■ **Do this**: Present each line of the entries below that holds the word "pouze".

[Part of a data file]
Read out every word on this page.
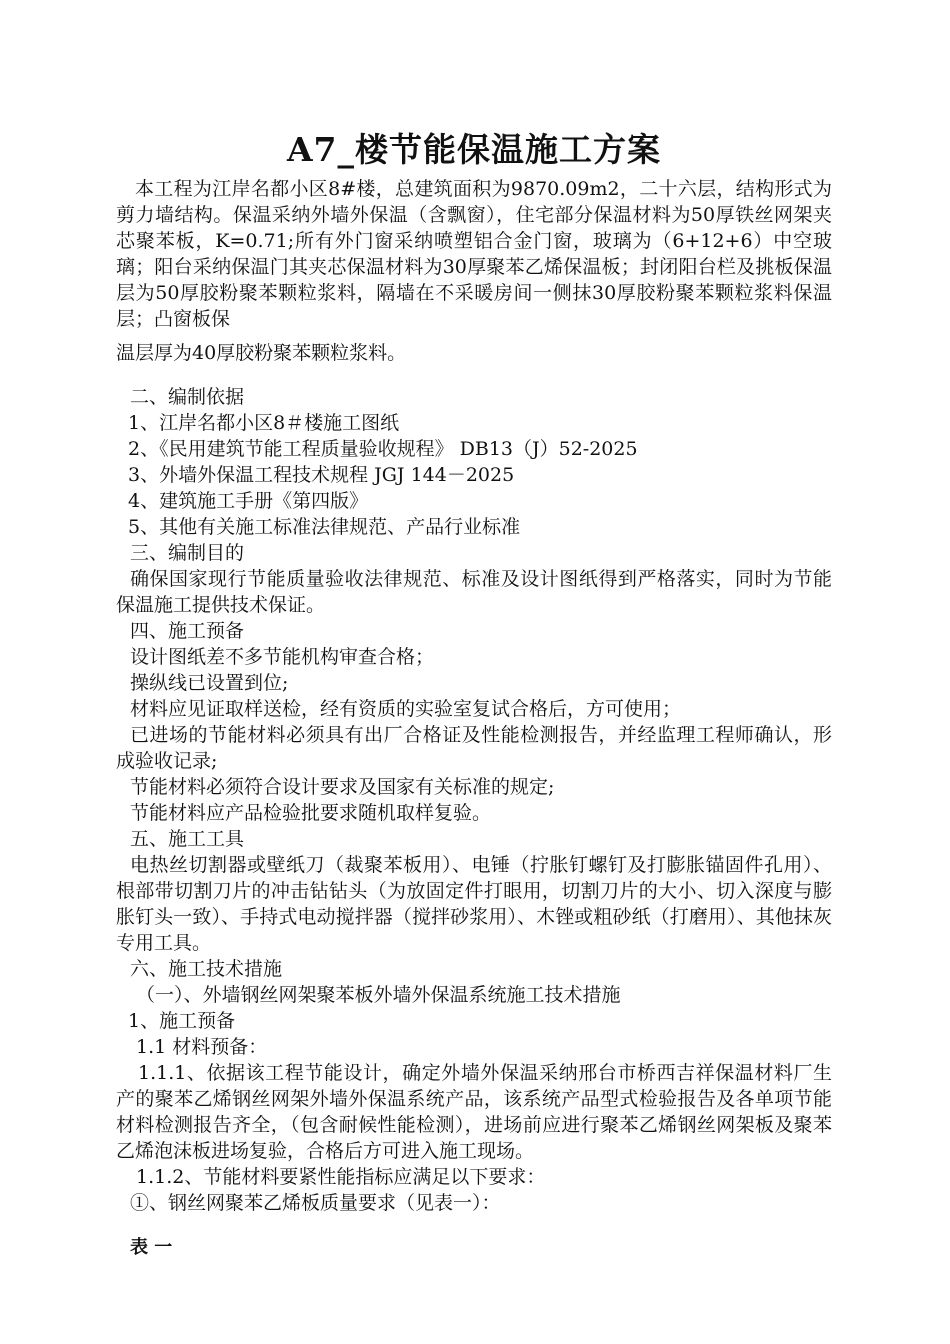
A7_楼节能保温施工方案

本工程为江岸名都小区8#楼，总建筑面积为9870.09m2，二十六层，结构形式为剪力墙结构。保温采纳外墙外保温（含飘窗），住宅部分保温材料为50厚铁丝网架夹芯聚苯板，K=0.71;所有外门窗采纳喷塑铝合金门窗，玻璃为（6+12+6）中空玻璃；阳台采纳保温门其夹芯保温材料为30厚聚苯乙烯保温板；封闭阳台栏及挑板保温层为50厚胶粉聚苯颗粒浆料，隔墙在不采暖房间一侧抹30厚胶粉聚苯颗粒浆料保温层；凸窗板保

温层厚为40厚胶粉聚苯颗粒浆料。

二、编制依据

1、江岸名都小区8＃楼施工图纸

2、《民用建筑节能工程质量验收规程》 DB13（J）52-2025

3、外墙外保温工程技术规程 JGJ 144－2025

4、建筑施工手册《第四版》

5、其他有关施工标准法律规范、产品行业标准

三、编制目的

确保国家现行节能质量验收法律规范、标准及设计图纸得到严格落实，同时为节能保温施工提供技术保证。

四、施工预备

设计图纸差不多节能机构审查合格；

操纵线已设置到位;

材料应见证取样送检，经有资质的实验室复试合格后，方可使用；

已进场的节能材料必须具有出厂合格证及性能检测报告，并经监理工程师确认，形成验收记录;

节能材料必须符合设计要求及国家有关标准的规定;

节能材料应产品检验批要求随机取样复验。

五、施工工具

电热丝切割器或壁纸刀（裁聚苯板用）、电锤（拧胀钉螺钉及打膨胀锚固件孔用）、根部带切割刀片的冲击钻钻头（为放固定件打眼用，切割刀片的大小、切入深度与膨胀钉头一致）、手持式电动搅拌器（搅拌砂浆用）、木锉或粗砂纸（打磨用）、其他抹灰专用工具。

六、施工技术措施

（一）、外墙钢丝网架聚苯板外墙外保温系统施工技术措施

1、施工预备

1.1 材料预备：

1.1.1、依据该工程节能设计，确定外墙外保温采纳邢台市桥西吉祥保温材料厂生产的聚苯乙烯钢丝网架外墙外保温系统产品，该系统产品型式检验报告及各单项节能材料检测报告齐全，（包含耐候性能检测），进场前应进行聚苯乙烯钢丝网架板及聚苯乙烯泡沫板进场复验，合格后方可进入施工现场。

1.1.2、节能材料要紧性能指标应满足以下要求：

①、钢丝网聚苯乙烯板质量要求（见表一）：

表 一
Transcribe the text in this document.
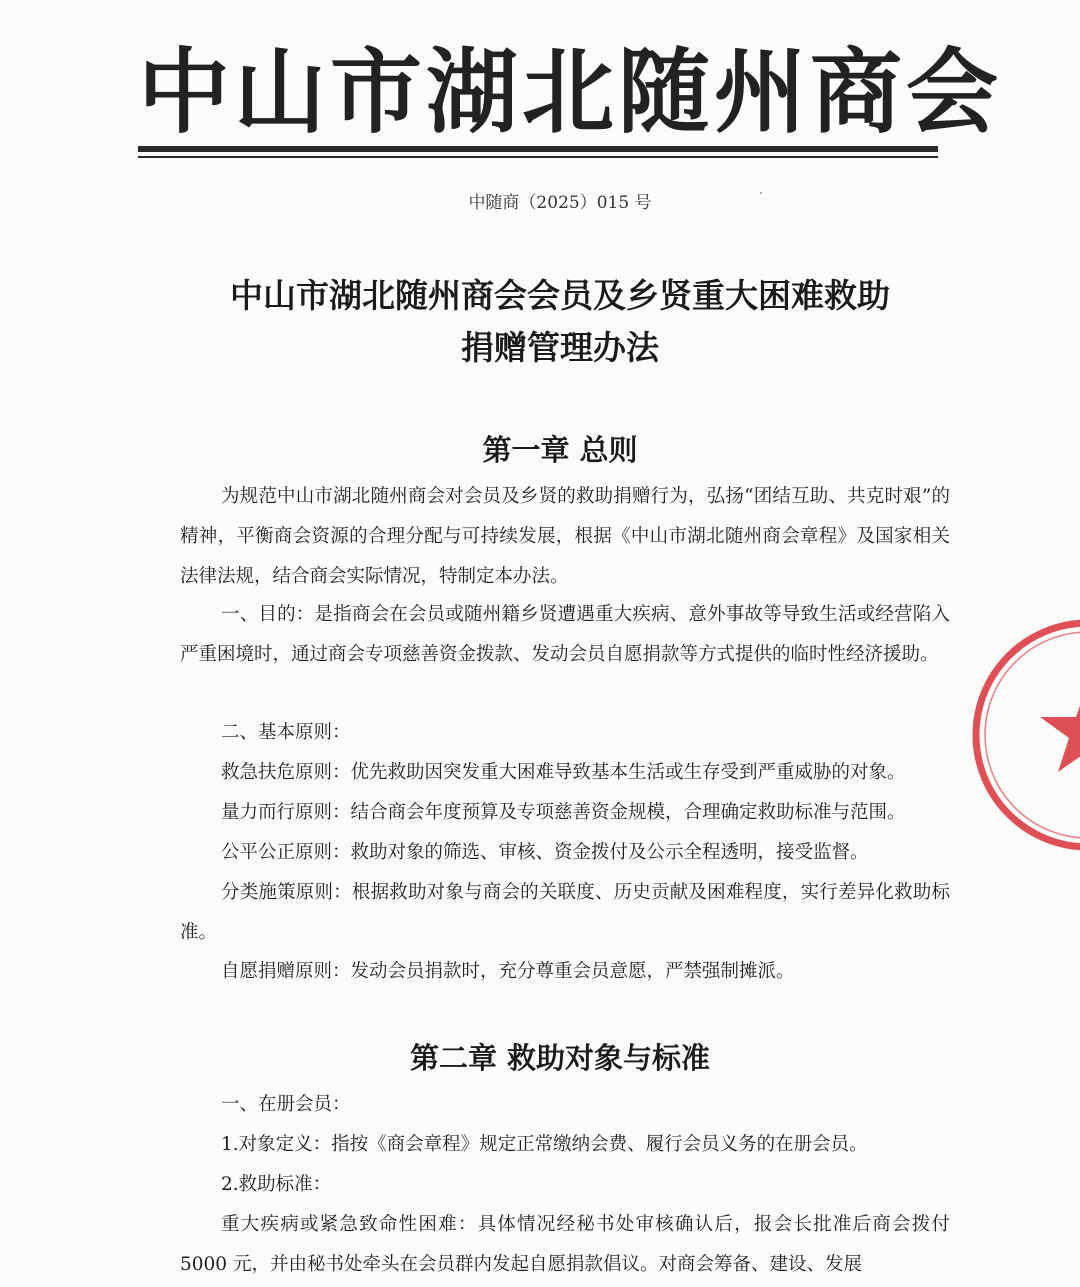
中山市湖北随州商会
中随商（2025）015 号
中山市湖北随州商会会员及乡贤重大困难救助
捐赠管理办法
第一章 总则
为规范中山市湖北随州商会对会员及乡贤的救助捐赠行为，弘扬“团结互助、共克时艰”的精神，平衡商会资源的合理分配与可持续发展，根据《中山市湖北随州商会章程》及国家相关法律法规，结合商会实际情况，特制定本办法。
一、目的：是指商会在会员或随州籍乡贤遭遇重大疾病、意外事故等导致生活或经营陷入严重困境时，通过商会专项慈善资金拨款、发动会员自愿捐款等方式提供的临时性经济援助。
二、基本原则：
救急扶危原则：优先救助因突发重大困难导致基本生活或生存受到严重威胁的对象。
量力而行原则：结合商会年度预算及专项慈善资金规模，合理确定救助标准与范围。
公平公正原则：救助对象的筛选、审核、资金拨付及公示全程透明，接受监督。
分类施策原则：根据救助对象与商会的关联度、历史贡献及困难程度，实行差异化救助标准。
自愿捐赠原则：发动会员捐款时，充分尊重会员意愿，严禁强制摊派。
第二章 救助对象与标准
一、在册会员：
1.对象定义：指按《商会章程》规定正常缴纳会费、履行会员义务的在册会员。
2.救助标准：
重大疾病或紧急致命性困难：具体情况经秘书处审核确认后，报会长批准后商会拨付 5000 元，并由秘书处牵头在会员群内发起自愿捐款倡议。对商会筹备、建设、发展
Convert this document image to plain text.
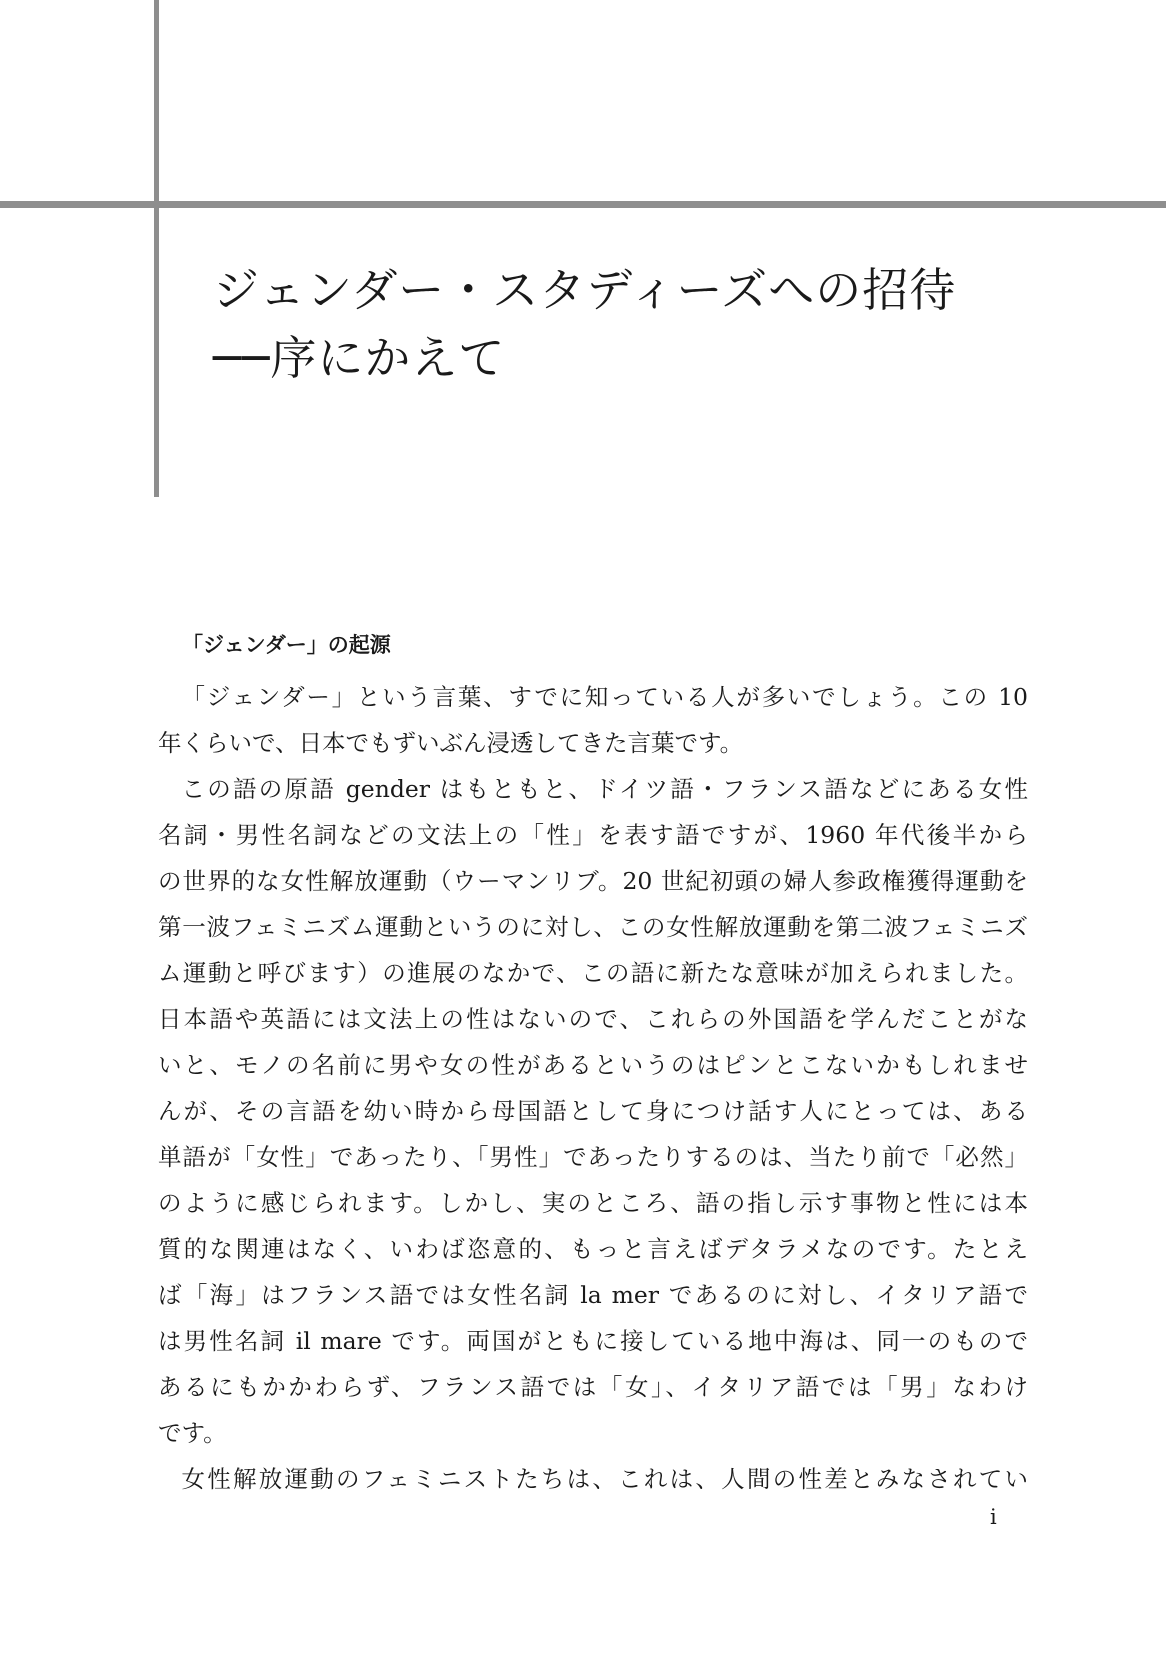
ジェンダー・スタディーズへの招待
──序にかえて
「ジェンダー」の起源
「ジェンダー」という言葉、すでに知っている人が多いでしょう。この 10
年くらいで、日本でもずいぶん浸透してきた言葉です。
この語の原語 gender はもともと、ドイツ語・フランス語などにある女性
名詞・男性名詞などの文法上の「性」を表す語ですが、1960 年代後半から
の世界的な女性解放運動（ウーマンリブ。20 世紀初頭の婦人参政権獲得運動を
第一波フェミニズム運動というのに対し、この女性解放運動を第二波フェミニズ
ム運動と呼びます）の進展のなかで、この語に新たな意味が加えられました。
日本語や英語には文法上の性はないので、これらの外国語を学んだことがな
いと、モノの名前に男や女の性があるというのはピンとこないかもしれませ
んが、その言語を幼い時から母国語として身につけ話す人にとっては、ある
単語が「女性」であったり、「男性」であったりするのは、当たり前で「必然」
のように感じられます。しかし、実のところ、語の指し示す事物と性には本
質的な関連はなく、いわば恣意的、もっと言えばデタラメなのです。たとえ
ば「海」はフランス語では女性名詞 la mer であるのに対し、イタリア語で
は男性名詞 il mare です。両国がともに接している地中海は、同一のもので
あるにもかかわらず、フランス語では「女」、イタリア語では「男」なわけ
です。
女性解放運動のフェミニストたちは、これは、人間の性差とみなされてい
i
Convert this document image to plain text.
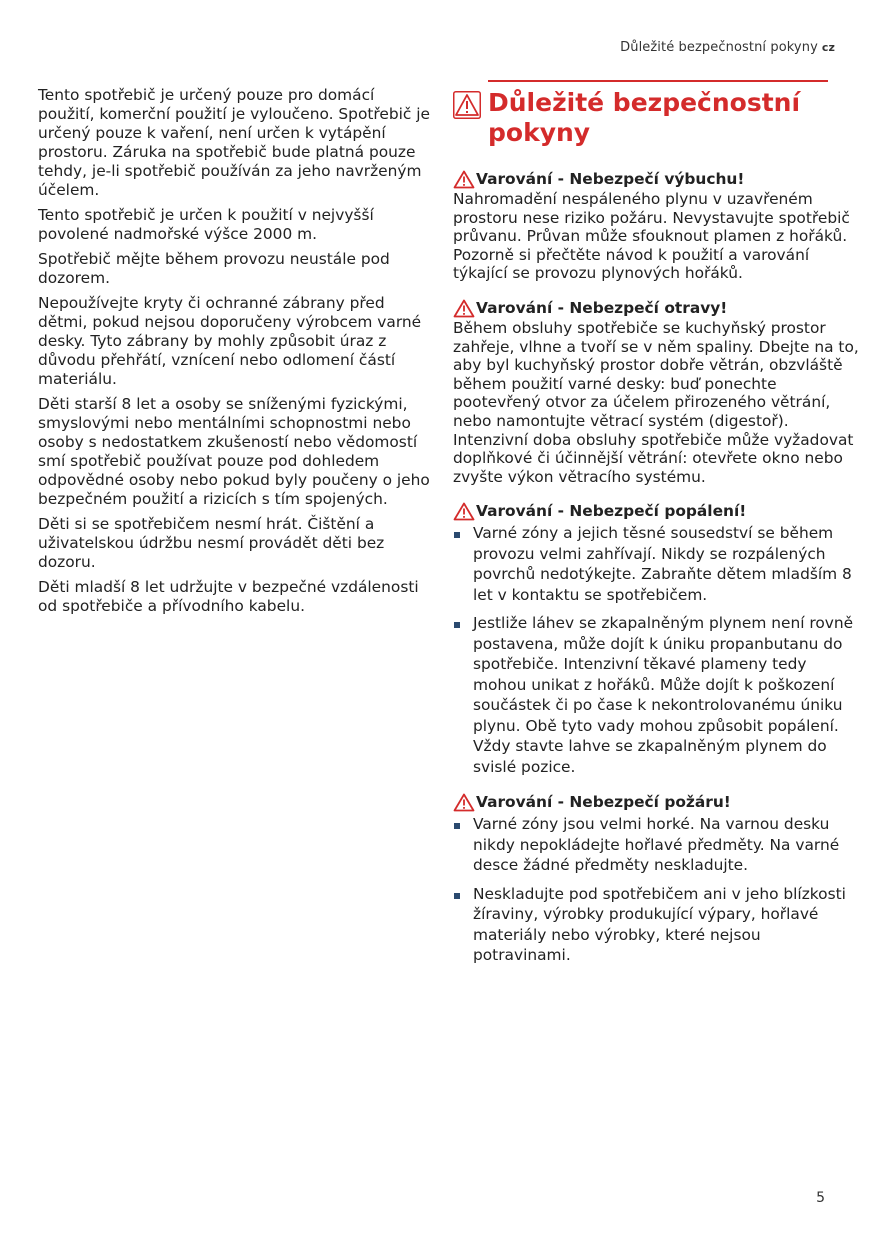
Důležité bezpečnostní pokyny cz

Tento spotřebič je určený pouze pro domácí použití, komerční použití je vyloučeno. Spotřebič je určený pouze k vaření, není určen k vytápění prostoru. Záruka na spotřebič bude platná pouze tehdy, je-li spotřebič používán za jeho navrženým účelem.

Tento spotřebič je určen k použití v nejvyšší povolené nadmořské výšce 2000 m.

Spotřebič mějte během provozu neustále pod dozorem.

Nepoužívejte kryty či ochranné zábrany před dětmi, pokud nejsou doporučeny výrobcem varné desky. Tyto zábrany by mohly způsobit úraz z důvodu přehřátí, vznícení nebo odlomení částí materiálu.

Děti starší 8 let a osoby se sníženými fyzickými, smyslovými nebo mentálními schopnostmi nebo osoby s nedostatkem zkušeností nebo vědomostí smí spotřebič používat pouze pod dohledem odpovědné osoby nebo pokud byly poučeny o jeho bezpečném použití a rizicích s tím spojených.

Děti si se spotřebičem nesmí hrát. Čištění a uživatelskou údržbu nesmí provádět děti bez dozoru.

Děti mladší 8 let udržujte v bezpečné vzdálenosti od spotřebiče a přívodního kabelu.

Důležité bezpečnostní pokyny
Varování - Nebezpečí výbuchu!
Nahromadění nespáleného plynu v uzavřeném prostoru nese riziko požáru. Nevystavujte spotřebič průvanu. Průvan může sfouknout plamen z hořáků. Pozorně si přečtěte návod k použití a varování týkající se provozu plynových hořáků.
Varování - Nebezpečí otravy!
Během obsluhy spotřebiče se kuchyňský prostor zahřeje, vlhne a tvoří se v něm spaliny. Dbejte na to, aby byl kuchyňský prostor dobře větrán, obzvláště během použití varné desky: buď ponechte pootevřený otvor za účelem přirozeného větrání, nebo namontujte větrací systém (digestoř). Intenzivní doba obsluhy spotřebiče může vyžadovat doplňkové či účinnější větrání: otevřete okno nebo zvyšte výkon větracího systému.
Varování - Nebezpečí popálení!
Varné zóny a jejich těsné sousedství se během provozu velmi zahřívají. Nikdy se rozpálených povrchů nedotýkejte. Zabraňte dětem mladším 8 let v kontaktu se spotřebičem.
Jestliže láhev se zkapalněným plynem není rovně postavena, může dojít k úniku propanbutanu do spotřebiče. Intenzivní těkavé plameny tedy mohou unikat z hořáků. Může dojít k poškození součástek či po čase k nekontrolovanému úniku plynu. Obě tyto vady mohou způsobit popálení. Vždy stavte lahve se zkapalněným plynem do svislé pozice.
Varování - Nebezpečí požáru!
Varné zóny jsou velmi horké. Na varnou desku nikdy nepokládejte hořlavé předměty. Na varné desce žádné předměty neskladujte.
Neskladujte pod spotřebičem ani v jeho blízkosti žíraviny, výrobky produkující výpary, hořlavé materiály nebo výrobky, které nejsou potravinami.
5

■ **Answer to this exercise**:
Tento spotřebič je určený pouze pro domácí použití, komerční použití je vyloučeno. Spotřebič je určený pouze k vaření, není určen k vytápění prostoru. Záruka na spotřebič bude platná pouze tehdy, je-li spotřebič používán za jeho navrženým účelem.
Děti starší 8 let a osoby se sníženými fyzickými, smyslovými nebo mentálními schopnostmi nebo osoby s nedostatkem zkušeností nebo vědomostí smí spotřebič používat pouze pod dohledem odpovědné osoby nebo pokud byly poučeny o jeho bezpečném použití a rizicích s tím spojených.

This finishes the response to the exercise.